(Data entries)
>> Begin

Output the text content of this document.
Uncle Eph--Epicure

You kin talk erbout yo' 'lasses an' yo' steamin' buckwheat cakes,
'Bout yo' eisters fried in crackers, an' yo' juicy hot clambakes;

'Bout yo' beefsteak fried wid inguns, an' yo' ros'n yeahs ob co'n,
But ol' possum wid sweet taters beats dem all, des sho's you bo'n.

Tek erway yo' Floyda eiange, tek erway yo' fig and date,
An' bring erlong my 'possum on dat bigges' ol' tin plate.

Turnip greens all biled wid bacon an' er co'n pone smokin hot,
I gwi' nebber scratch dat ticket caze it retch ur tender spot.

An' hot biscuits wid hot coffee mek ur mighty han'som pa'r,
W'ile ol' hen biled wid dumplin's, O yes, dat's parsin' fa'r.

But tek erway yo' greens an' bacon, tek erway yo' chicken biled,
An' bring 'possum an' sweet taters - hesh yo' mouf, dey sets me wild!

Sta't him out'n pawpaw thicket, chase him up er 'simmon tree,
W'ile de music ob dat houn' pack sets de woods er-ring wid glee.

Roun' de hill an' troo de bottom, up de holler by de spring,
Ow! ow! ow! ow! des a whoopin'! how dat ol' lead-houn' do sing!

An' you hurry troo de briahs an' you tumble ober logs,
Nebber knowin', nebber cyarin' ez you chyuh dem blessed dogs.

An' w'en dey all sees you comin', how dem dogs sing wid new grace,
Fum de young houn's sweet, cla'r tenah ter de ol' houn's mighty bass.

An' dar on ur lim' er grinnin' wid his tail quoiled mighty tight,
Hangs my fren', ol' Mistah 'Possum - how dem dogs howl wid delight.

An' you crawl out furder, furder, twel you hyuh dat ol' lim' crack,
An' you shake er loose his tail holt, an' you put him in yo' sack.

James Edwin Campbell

>> End

EXERCISE OBJECTIVE: Please output every record, keeping each line exact.

OUTPUT BELOW:
Output the text content of this document.
Uncle Eph--Epicure

You kin talk erbout yo' 'lasses an' yo' steamin' buckwheat cakes,
'Bout yo' eisters fried in crackers, an' yo' juicy hot clambakes;

'Bout yo' beefsteak fried wid inguns, an' yo' ros'n yeahs ob co'n,
But ol' possum wid sweet taters beats dem all, des sho's you bo'n.

Tek erway yo' Floyda eiange, tek erway yo' fig and date,
An' bring erlong my 'possum on dat bigges' ol' tin plate.

Turnip greens all biled wid bacon an' er co'n pone smokin hot,
I gwi' nebber scratch dat ticket caze it retch ur tender spot.

An' hot biscuits wid hot coffee mek ur mighty han'som pa'r,
W'ile ol' hen biled wid dumplin's, O yes, dat's parsin' fa'r.

But tek erway yo' greens an' bacon, tek erway yo' chicken biled,
An' bring 'possum an' sweet taters - hesh yo' mouf, dey sets me wild!

Sta't him out'n pawpaw thicket, chase him up er 'simmon tree,
W'ile de music ob dat houn' pack sets de woods er-ring wid glee.

Roun' de hill an' troo de bottom, up de holler by de spring,
Ow! ow! ow! ow! des a whoopin'! how dat ol' lead-houn' do sing!

An' you hurry troo de briahs an' you tumble ober logs,
Nebber knowin', nebber cyarin' ez you chyuh dem blessed dogs.

An' w'en dey all sees you comin', how dem dogs sing wid new grace,
Fum de young houn's sweet, cla'r tenah ter de ol' houn's mighty bass.

An' dar on ur lim' er grinnin' wid his tail quoiled mighty tight,
Hangs my fren', ol' Mistah 'Possum - how dem dogs howl wid delight.

An' you crawl out furder, furder, twel you hyuh dat ol' lim' crack,
An' you shake er loose his tail holt, an' you put him in yo' sack.

James Edwin Campbell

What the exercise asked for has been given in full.